| Task prompt |
Exclude all pictures, then copy each of the records exactly as written.

[Dataset listings of figures]
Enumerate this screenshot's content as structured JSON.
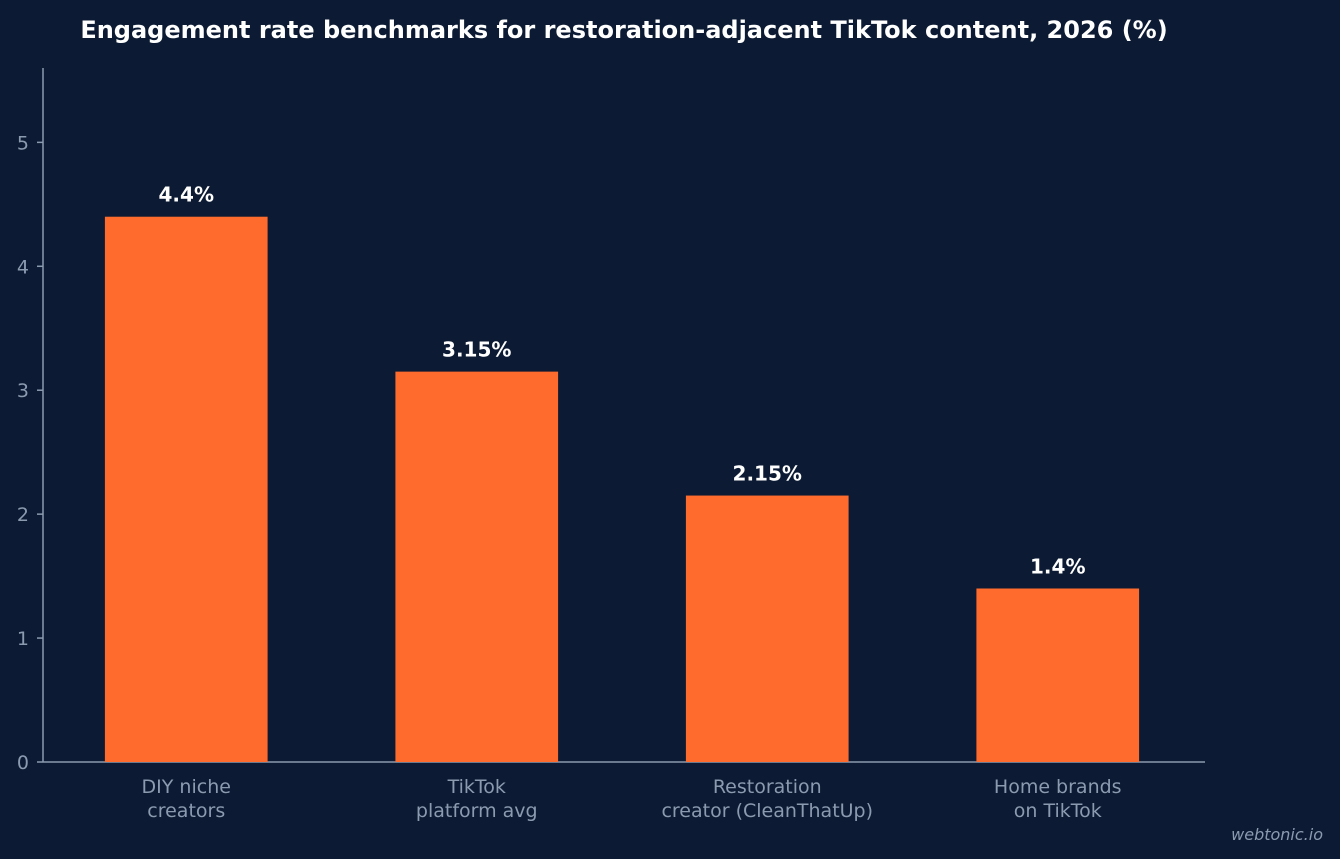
{
  "chart_data": {
    "type": "bar",
    "title": "Engagement rate benchmarks for restoration-adjacent TikTok content, 2026 (%)",
    "categories": [
      [
        "DIY niche",
        "creators"
      ],
      [
        "TikTok",
        "platform avg"
      ],
      [
        "Restoration",
        "creator (CleanThatUp)"
      ],
      [
        "Home brands",
        "on TikTok"
      ]
    ],
    "values": [
      4.4,
      3.15,
      2.15,
      1.4
    ],
    "data_labels": [
      "4.4%",
      "3.15%",
      "2.15%",
      "1.4%"
    ],
    "xlabel": "",
    "ylabel": "",
    "ylim": [
      0,
      5.6
    ],
    "yticks": [
      0,
      1,
      2,
      3,
      4,
      5
    ],
    "grid": false,
    "legend": "none",
    "bar_color": "#ff6b2d",
    "background_color": "#0c1b33"
  },
  "watermark": "webtonic.io"
}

| Result of the exercise |
Enumerate this screenshot's content as structured JSON.
{
  "chart_data": {
    "type": "bar",
    "title": "Engagement rate benchmarks for restoration-adjacent TikTok content, 2026 (%)",
    "categories": [
      [
        "DIY niche",
        "creators"
      ],
      [
        "TikTok",
        "platform avg"
      ],
      [
        "Restoration",
        "creator (CleanThatUp)"
      ],
      [
        "Home brands",
        "on TikTok"
      ]
    ],
    "values": [
      4.4,
      3.15,
      2.15,
      1.4
    ],
    "data_labels": [
      "4.4%",
      "3.15%",
      "2.15%",
      "1.4%"
    ],
    "xlabel": "",
    "ylabel": "",
    "ylim": [
      0,
      5.6
    ],
    "yticks": [
      0,
      1,
      2,
      3,
      4,
      5
    ],
    "grid": false,
    "legend": "none",
    "bar_color": "#ff6b2d",
    "background_color": "#0c1b33"
  },
  "watermark": "webtonic.io"
}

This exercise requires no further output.